* Instructions to follow
Among the lines below, list those containing the string "value".

* Task material

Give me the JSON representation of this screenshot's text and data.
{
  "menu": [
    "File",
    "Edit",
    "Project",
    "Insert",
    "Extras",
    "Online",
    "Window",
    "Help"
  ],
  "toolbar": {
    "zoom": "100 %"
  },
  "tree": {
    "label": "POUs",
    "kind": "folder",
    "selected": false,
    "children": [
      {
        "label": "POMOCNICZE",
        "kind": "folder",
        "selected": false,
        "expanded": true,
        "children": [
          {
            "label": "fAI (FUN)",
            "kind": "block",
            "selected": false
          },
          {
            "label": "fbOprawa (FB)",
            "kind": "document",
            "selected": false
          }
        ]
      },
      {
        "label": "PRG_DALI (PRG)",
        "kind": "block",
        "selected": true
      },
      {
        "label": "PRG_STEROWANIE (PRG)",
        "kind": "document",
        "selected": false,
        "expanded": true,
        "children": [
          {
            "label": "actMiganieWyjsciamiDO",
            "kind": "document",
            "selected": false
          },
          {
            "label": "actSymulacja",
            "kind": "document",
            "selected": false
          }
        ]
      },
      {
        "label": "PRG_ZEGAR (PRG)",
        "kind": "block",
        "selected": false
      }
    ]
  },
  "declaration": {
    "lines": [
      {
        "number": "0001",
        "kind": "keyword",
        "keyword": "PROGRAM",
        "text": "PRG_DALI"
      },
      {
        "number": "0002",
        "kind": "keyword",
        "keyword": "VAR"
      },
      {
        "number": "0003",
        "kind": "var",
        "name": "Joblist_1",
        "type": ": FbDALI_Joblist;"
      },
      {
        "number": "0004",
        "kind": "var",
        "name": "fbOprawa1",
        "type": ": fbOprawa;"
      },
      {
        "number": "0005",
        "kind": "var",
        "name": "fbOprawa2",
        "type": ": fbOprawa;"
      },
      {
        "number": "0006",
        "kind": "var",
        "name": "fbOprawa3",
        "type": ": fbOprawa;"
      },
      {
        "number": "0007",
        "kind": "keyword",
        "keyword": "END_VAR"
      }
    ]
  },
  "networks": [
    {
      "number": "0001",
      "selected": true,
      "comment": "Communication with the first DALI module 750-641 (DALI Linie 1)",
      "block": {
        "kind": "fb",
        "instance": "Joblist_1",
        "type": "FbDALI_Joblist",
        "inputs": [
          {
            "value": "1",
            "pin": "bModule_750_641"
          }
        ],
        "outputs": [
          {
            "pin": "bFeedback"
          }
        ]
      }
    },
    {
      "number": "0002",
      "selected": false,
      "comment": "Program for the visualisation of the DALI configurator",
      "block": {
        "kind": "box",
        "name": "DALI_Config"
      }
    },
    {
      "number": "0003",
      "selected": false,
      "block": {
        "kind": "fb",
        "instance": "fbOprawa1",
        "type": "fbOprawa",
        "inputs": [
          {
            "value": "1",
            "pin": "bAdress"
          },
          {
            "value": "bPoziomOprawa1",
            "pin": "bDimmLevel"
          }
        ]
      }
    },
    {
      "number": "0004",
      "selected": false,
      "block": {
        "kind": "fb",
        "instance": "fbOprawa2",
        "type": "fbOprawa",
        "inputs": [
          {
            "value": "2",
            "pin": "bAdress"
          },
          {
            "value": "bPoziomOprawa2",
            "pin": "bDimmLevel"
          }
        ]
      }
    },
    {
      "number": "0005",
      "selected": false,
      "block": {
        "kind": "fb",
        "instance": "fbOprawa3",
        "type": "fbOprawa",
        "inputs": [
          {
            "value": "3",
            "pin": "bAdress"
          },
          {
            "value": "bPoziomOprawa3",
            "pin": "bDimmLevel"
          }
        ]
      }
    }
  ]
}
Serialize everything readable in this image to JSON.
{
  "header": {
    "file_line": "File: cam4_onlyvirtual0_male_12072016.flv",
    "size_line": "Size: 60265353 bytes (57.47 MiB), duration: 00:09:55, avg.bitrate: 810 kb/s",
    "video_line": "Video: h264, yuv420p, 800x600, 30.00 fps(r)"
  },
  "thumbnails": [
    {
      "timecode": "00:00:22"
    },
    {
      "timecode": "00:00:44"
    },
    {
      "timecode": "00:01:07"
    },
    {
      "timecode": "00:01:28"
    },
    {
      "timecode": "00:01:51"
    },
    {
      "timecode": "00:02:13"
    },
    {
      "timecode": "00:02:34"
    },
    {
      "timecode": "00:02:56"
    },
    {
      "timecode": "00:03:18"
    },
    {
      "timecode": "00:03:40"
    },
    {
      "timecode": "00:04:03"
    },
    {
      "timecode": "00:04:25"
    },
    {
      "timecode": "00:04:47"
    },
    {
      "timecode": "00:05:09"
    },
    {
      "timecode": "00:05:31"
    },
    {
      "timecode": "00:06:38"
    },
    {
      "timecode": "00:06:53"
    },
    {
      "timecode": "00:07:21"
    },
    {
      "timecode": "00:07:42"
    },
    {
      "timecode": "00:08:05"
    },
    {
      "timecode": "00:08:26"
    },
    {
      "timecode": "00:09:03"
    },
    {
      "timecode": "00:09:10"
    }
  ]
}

* Exercise response
            "value": "1",
            "value": "1",
            "value": "bPoziomOprawa1",
            "value": "2",
            "value": "bPoziomOprawa2",
            "value": "3",
            "value": "bPoziomOprawa3",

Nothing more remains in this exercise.